# THE PROBLEM:
Find the lines that contain the word "locale" and copy each one.

[Data items]
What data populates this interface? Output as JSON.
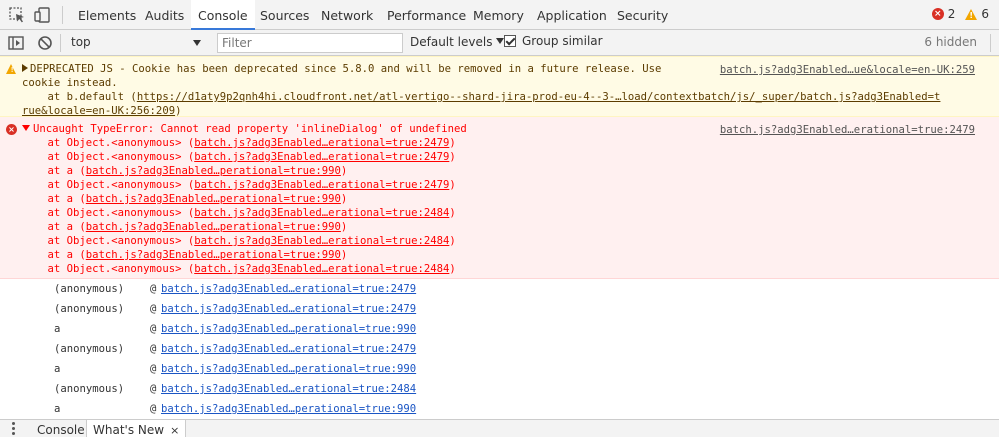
{
  "tabs": [
    "Elements",
    "Audits",
    "Console",
    "Sources",
    "Network",
    "Performance",
    "Memory",
    "Application",
    "Security"
  ],
  "active_tab": "Console",
  "counts": {
    "errors": "2",
    "warnings": "6"
  },
  "toolbar": {
    "context": "top",
    "filter_placeholder": "Filter",
    "levels": "Default levels",
    "group_similar": "Group similar",
    "hidden": "6 hidden"
  },
  "warning": {
    "line1": "DEPRECATED JS - Cookie has been deprecated since 5.8.0 and will be removed in a future release. Use",
    "line2": "cookie instead.",
    "line3_prefix": "    at b.default (",
    "line3_link": "https://d1aty9p2qnh4hi.cloudfront.net/atl-vertigo--shard-jira-prod-eu-4--3-…load/contextbatch/js/_super/batch.js?adg3Enabled=t",
    "line4_link": "rue&locale=en-UK:256:209",
    "line4_suffix": ")",
    "source": "batch.js?adg3Enabled…ue&locale=en-UK:259"
  },
  "error": {
    "message": "Uncaught TypeError: Cannot read property 'inlineDialog' of undefined",
    "source": "batch.js?adg3Enabled…erational=true:2479",
    "stack": [
      {
        "fn": "    at Object.<anonymous> (",
        "loc": "batch.js?adg3Enabled…erational=true:2479"
      },
      {
        "fn": "    at Object.<anonymous> (",
        "loc": "batch.js?adg3Enabled…erational=true:2479"
      },
      {
        "fn": "    at a (",
        "loc": "batch.js?adg3Enabled…perational=true:990"
      },
      {
        "fn": "    at Object.<anonymous> (",
        "loc": "batch.js?adg3Enabled…erational=true:2479"
      },
      {
        "fn": "    at a (",
        "loc": "batch.js?adg3Enabled…perational=true:990"
      },
      {
        "fn": "    at Object.<anonymous> (",
        "loc": "batch.js?adg3Enabled…erational=true:2484"
      },
      {
        "fn": "    at a (",
        "loc": "batch.js?adg3Enabled…perational=true:990"
      },
      {
        "fn": "    at Object.<anonymous> (",
        "loc": "batch.js?adg3Enabled…erational=true:2484"
      },
      {
        "fn": "    at a (",
        "loc": "batch.js?adg3Enabled…perational=true:990"
      },
      {
        "fn": "    at Object.<anonymous> (",
        "loc": "batch.js?adg3Enabled…erational=true:2484"
      }
    ]
  },
  "trace": [
    {
      "fn": "(anonymous)",
      "at": "@",
      "loc": "batch.js?adg3Enabled…erational=true:2479"
    },
    {
      "fn": "(anonymous)",
      "at": "@",
      "loc": "batch.js?adg3Enabled…erational=true:2479"
    },
    {
      "fn": "a",
      "at": "@",
      "loc": "batch.js?adg3Enabled…perational=true:990"
    },
    {
      "fn": "(anonymous)",
      "at": "@",
      "loc": "batch.js?adg3Enabled…erational=true:2479"
    },
    {
      "fn": "a",
      "at": "@",
      "loc": "batch.js?adg3Enabled…perational=true:990"
    },
    {
      "fn": "(anonymous)",
      "at": "@",
      "loc": "batch.js?adg3Enabled…erational=true:2484"
    },
    {
      "fn": "a",
      "at": "@",
      "loc": "batch.js?adg3Enabled…perational=true:990"
    }
  ],
  "drawer": {
    "tabs": [
      "Console",
      "What's New"
    ],
    "close": "×"
  },
  "colors": {
    "accent": "#3879d9",
    "error": "#ff0000",
    "error_bg": "#fff0f0",
    "warning_bg": "#fffbe5",
    "link": "#1a55c4"
  }
}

# REPLY TO THE EXERCISE:
    "line4_link": "rue&locale=en-UK:256:209",
    "source": "batch.js?adg3Enabled…ue&locale=en-UK:259"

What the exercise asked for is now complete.